§ To be done
Below are records to repeat exactly. Omit the pictures from the copy.

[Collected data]
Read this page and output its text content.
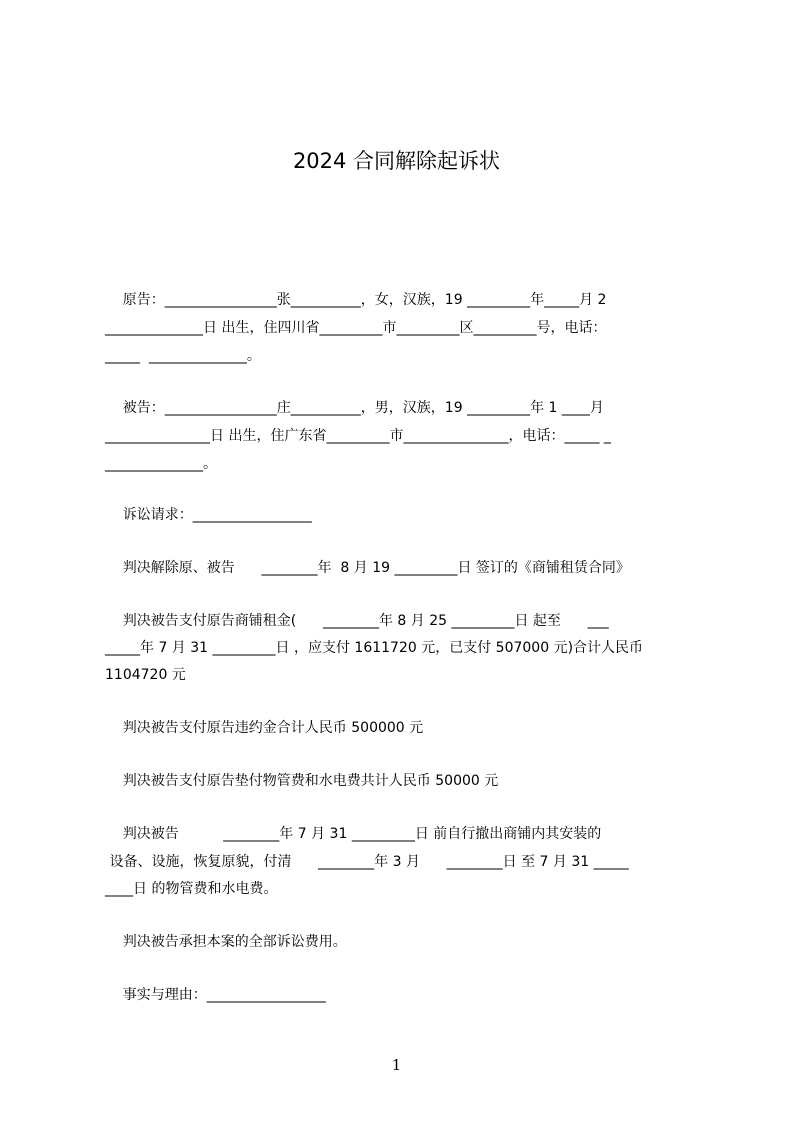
2024 合同解除起诉状
原告：________________张__________，女，汉族，19 _________年_____月 2
______________日 出生，住四川省_________市_________区_________号，电话：
_____  ______________。
被告：________________庄__________，男，汉族，19 _________年 1 ____月
_______________日 出生，住广东省_________市_______________，电话：_____ _
______________。
诉讼请求：_________________
判决解除原、被告      ________年  8 月 19 _________日 签订的《商铺租赁合同》
判决被告支付原告商铺租金(      ________年 8 月 25 _________日 起至      ___
_____年 7 月 31 _________日 ，应支付 1611720 元，已支付 507000 元)合计人民币
1104720 元
判决被告支付原告违约金合计人民币 500000 元
判决被告支付原告垫付物管费和水电费共计人民币 50000 元
判决被告          ________年 7 月 31 _________日 前自行撤出商铺内其安装的
设备、设施，恢复原貌，付清      ________年 3 月      ________日 至 7 月 31 _____
____日 的物管费和水电费。
判决被告承担本案的全部诉讼费用。
事实与理由：_________________
1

§ Full response
Read this page and output its text content.
2024 合同解除起诉状
原告：________________张__________，女，汉族，19 _________年_____月 2
______________日 出生，住四川省_________市_________区_________号，电话：
_____  ______________。
被告：________________庄__________，男，汉族，19 _________年 1 ____月
_______________日 出生，住广东省_________市_______________，电话：_____ _
______________。
诉讼请求：_________________
判决解除原、被告      ________年  8 月 19 _________日 签订的《商铺租赁合同》
判决被告支付原告商铺租金(      ________年 8 月 25 _________日 起至      ___
_____年 7 月 31 _________日 ，应支付 1611720 元，已支付 507000 元)合计人民币
1104720 元
判决被告支付原告违约金合计人民币 500000 元
判决被告支付原告垫付物管费和水电费共计人民币 50000 元
判决被告          ________年 7 月 31 _________日 前自行撤出商铺内其安装的
设备、设施，恢复原貌，付清      ________年 3 月      ________日 至 7 月 31 _____
____日 的物管费和水电费。
判决被告承担本案的全部诉讼费用。
事实与理由：_________________
1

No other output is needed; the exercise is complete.